— start of Extract provided —

Let's deal mostly with Lambert, who at least makes an argument, albeit, like Sachs, a classic journalistic resort to the Zeitgeist. Something's happening out there and he doesn't know what it is, so he resorts to rudimentary cause and effect: It must be a reaction to that which came before -- a variation of course on Sachs' profound belief that politics moves in long swings. Lambert is right about inequality and the blows taken by rational expectations and efficient-market economic theories. That said, there's no evidence that OWS has the ability to move the political meter a jot. In fact, today, there are major questions where the movement goes at all. It's very true, as some of the spokespersons (don't call them leaders) declare, the movement doesn't need a small park in lower Manhattan to define itself; its sentiments, beliefs (particularly in terms of direct democracy) can be recreated anywhere at any time, virtually or tangibly. But while some issues like inequality have been aired, usually by mainstream pundits and journalists desperate to make the movement make sense in terms of conventional politics -- It's the progressive Tea Party! It's the reincarnation of SDS! -- its core philosophy has gotten little traction. The goals of OWS were always immense: to transform, at least around the edges, American political culture. They were never primarily about economics at all.

— end of Extract provided —

**Task set:**
1. Lay out as a numbered list the lines of the records between the line holding "449, 259, 462]" and the line holding "201, 536, 213]", inclusive, leaving out any blank lines.
2. Proceed with the passage on Occupy Wall Street, picking up right after its last sentence.
The records have no connection to the text on Occupy Wall Street.

— start of Provided material —

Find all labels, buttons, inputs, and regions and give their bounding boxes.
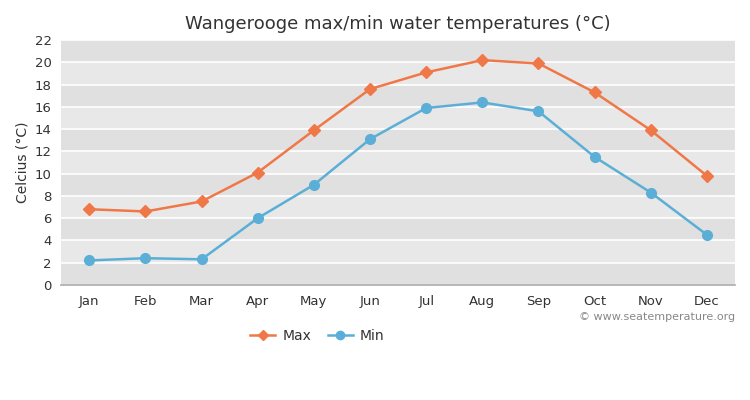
Text: © www.seatemperature.org: © www.seatemperature.org (579, 312, 735, 322)
Max (310, 128, 319, 133)
Bar (62, 85, 735, 107)
Bar (62, 218, 735, 240)
Line: Min: Min (85, 98, 712, 265)
Max (478, 58, 487, 62)
Title: Wangerooge max/min water temperatures (°C): Wangerooge max/min water temperatures (°… (185, 15, 611, 33)
Bar (62, 263, 735, 285)
Min (590, 154, 599, 159)
Bar (62, 240, 735, 263)
Line: Max: Max (86, 56, 711, 216)
Max (590, 90, 599, 95)
Max (197, 199, 206, 204)
Min (646, 190, 656, 195)
Max (534, 61, 543, 66)
Bar (62, 107, 735, 129)
Min (85, 258, 94, 263)
Max (422, 70, 430, 75)
Min (310, 182, 319, 187)
Min (703, 232, 712, 237)
Bar (62, 151, 735, 174)
Min (254, 216, 262, 220)
Bar (62, 40, 735, 62)
Bar (62, 196, 735, 218)
Max (646, 128, 656, 133)
Min (197, 257, 206, 262)
Min (478, 100, 487, 105)
Max (703, 174, 712, 178)
Max (254, 170, 262, 175)
Bar (62, 129, 735, 151)
Bar (62, 174, 735, 196)
Y-axis label: Celcius (°C): Celcius (°C) (15, 122, 29, 203)
Min (422, 106, 430, 110)
Max (85, 207, 94, 212)
Max (365, 87, 374, 92)
Legend: Max, Min: Max, Min (244, 324, 390, 349)
Min (141, 256, 150, 260)
Bar (62, 62, 735, 85)
Min (534, 109, 543, 114)
Max (141, 209, 150, 214)
Min (365, 137, 374, 142)
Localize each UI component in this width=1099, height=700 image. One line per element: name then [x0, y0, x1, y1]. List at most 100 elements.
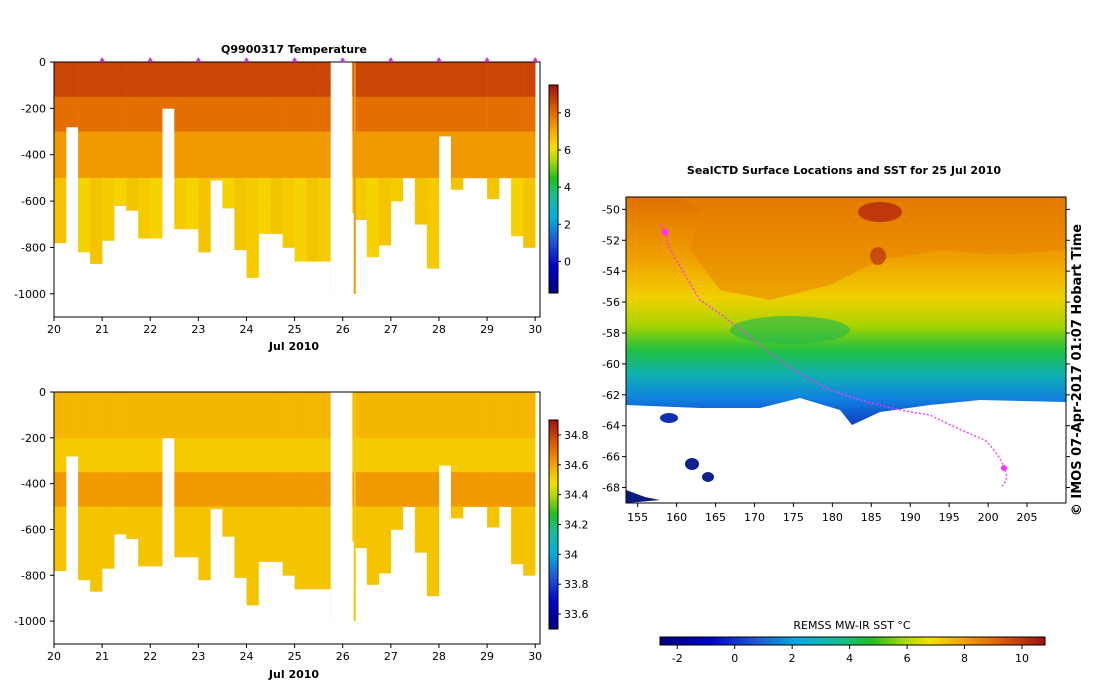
section-cell	[246, 449, 259, 462]
section-cell	[523, 108, 536, 121]
section-cell	[210, 73, 223, 86]
section-cell	[78, 518, 91, 530]
section-cell	[258, 131, 271, 144]
section-cell	[222, 201, 235, 209]
section-cell	[426, 177, 440, 190]
section-cell	[390, 131, 404, 144]
section-cell	[475, 96, 488, 109]
x-tick-label: 175	[783, 511, 804, 524]
section-cell	[511, 540, 524, 553]
section-cell	[294, 563, 307, 576]
section-cell	[318, 108, 331, 121]
section-cell	[222, 392, 235, 404]
section-cell	[523, 201, 536, 213]
section-cell	[439, 460, 452, 466]
section-cell	[511, 403, 524, 416]
section-cell	[90, 62, 103, 74]
section-cell	[54, 518, 67, 530]
section-cell	[54, 62, 67, 74]
imos-credit: © IMOS 07-Apr-2017 01:07 Hobart Time	[1070, 224, 1085, 516]
section-cell	[162, 392, 175, 404]
section-cell	[282, 460, 295, 473]
section-cell	[258, 460, 271, 473]
section-cell	[390, 392, 404, 404]
section-cell	[499, 108, 512, 121]
section-cell	[54, 552, 67, 565]
section-cell	[487, 62, 500, 74]
section-cell	[54, 426, 67, 439]
section-cell	[318, 529, 331, 542]
section-cell	[378, 166, 392, 179]
warm-eddy	[870, 247, 886, 265]
section-cell	[366, 460, 380, 473]
section-cell	[282, 120, 295, 132]
section-cell	[102, 563, 115, 569]
section-cell	[451, 85, 464, 98]
section-cell	[138, 73, 151, 86]
section-cell	[222, 189, 235, 202]
section-cell	[102, 392, 115, 404]
section-cell	[294, 62, 307, 74]
section-cell	[354, 154, 367, 167]
section-cell	[294, 403, 307, 416]
section-cell	[475, 483, 488, 496]
section-cell	[354, 426, 367, 439]
section-cell	[270, 552, 283, 562]
section-cell	[78, 120, 91, 132]
section-cell	[426, 212, 440, 225]
section-cell	[54, 108, 67, 121]
section-cell	[511, 552, 524, 565]
colorbar-tick-label: 8	[564, 107, 571, 120]
section-cell	[463, 449, 476, 462]
section-cell	[198, 62, 211, 74]
section-cell	[451, 108, 464, 121]
section-cell	[258, 506, 271, 519]
section-cell	[390, 426, 404, 439]
section-cell	[523, 96, 536, 109]
section-cell	[354, 73, 367, 86]
section-cell	[414, 120, 428, 132]
section-cell	[90, 414, 103, 427]
section-cell	[282, 235, 295, 248]
section-cell	[306, 483, 319, 496]
section-cell	[246, 177, 259, 190]
section-cell	[499, 483, 512, 496]
section-cell	[78, 201, 91, 213]
section-cell	[318, 189, 331, 202]
section-cell	[54, 154, 67, 167]
section-cell	[234, 472, 247, 484]
section-cell	[354, 529, 367, 542]
y-tick-label: -600	[21, 195, 46, 208]
section-cell	[378, 460, 392, 473]
section-cell	[523, 414, 536, 427]
section-cell	[414, 506, 428, 519]
temperature-x-ticks: 20 21 22 23 24 25 26 27 28 29 30	[47, 317, 542, 336]
section-cell	[210, 96, 223, 109]
section-cell	[174, 62, 187, 74]
section-cell	[90, 120, 103, 132]
section-cell	[426, 540, 440, 553]
section-cell	[258, 392, 271, 404]
section-cell	[234, 540, 247, 553]
section-cell	[426, 131, 440, 144]
section-cell	[366, 96, 380, 109]
section-cell	[282, 414, 295, 427]
colorbar-tick-label: 34.2	[564, 519, 589, 532]
y-tick-label: -56	[602, 296, 620, 309]
section-cell	[126, 85, 139, 98]
section-cell	[475, 120, 488, 132]
section-cell	[102, 120, 115, 132]
section-cell	[463, 108, 476, 121]
x-tick-label: 30	[528, 650, 542, 663]
section-cell	[378, 131, 392, 144]
section-cell	[282, 552, 295, 565]
y-tick-label: -66	[602, 451, 620, 464]
section-cell	[246, 563, 259, 576]
x-tick-label: 24	[239, 650, 253, 663]
section-cell	[186, 540, 199, 553]
section-cell	[426, 586, 440, 597]
colorbar-tick-label: -2	[672, 652, 683, 665]
x-tick-label: 170	[744, 511, 765, 524]
section-cell	[451, 62, 464, 74]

— end of Provided material —

**Per-task answers:**
1.
1. section-cell	[246, 449, 259, 462]
2. section-cell	[523, 108, 536, 121]
3. section-cell	[210, 73, 223, 86]
4. section-cell	[78, 518, 91, 530]
5. section-cell	[258, 131, 271, 144]
6. section-cell	[222, 201, 235, 209]
7. section-cell	[426, 177, 440, 190]
8. section-cell	[390, 131, 404, 144]
9. section-cell	[475, 96, 488, 109]
10. x-tick-label: 175	[783, 511, 804, 524]
11. section-cell	[511, 540, 524, 553]
12. section-cell	[294, 563, 307, 576]
13. section-cell	[318, 108, 331, 121]
14. section-cell	[222, 392, 235, 404]
15. section-cell	[523, 201, 536, 213]

2.
It's easy to exaggerate the long-term effects of sudden political tempests by outsiders, particularly when they're predominately young. Wasn't it just yesterday that the Tea Party was creating a destroy-the-government revolution in America? And they weren't necessarily young. Wasn't it the day before yesterday that the young came out for Obama in droves? Now the Tea Party has taken over the GOP. And the great mass of students not only do not appear to be politically active for Obama this time around (it could change), they appear to be unmoved by OWS, which still remains a fringe movement, no matter what the polls say. For God's sakes, an entire campus of students mourned the firing of a football coach last week, and raised a little hell as well. One of the big lessons of the '60s is not just that students helped end Jim Crow and Vietnam, but that the country lurched to the right in reaction to them -- a rightward swing we're still living with. The '60s students had a major effect on the political Zeitgeist, but voters -- including young people -- went overwhelmingly for Richard Nixon and Ronald Reagan.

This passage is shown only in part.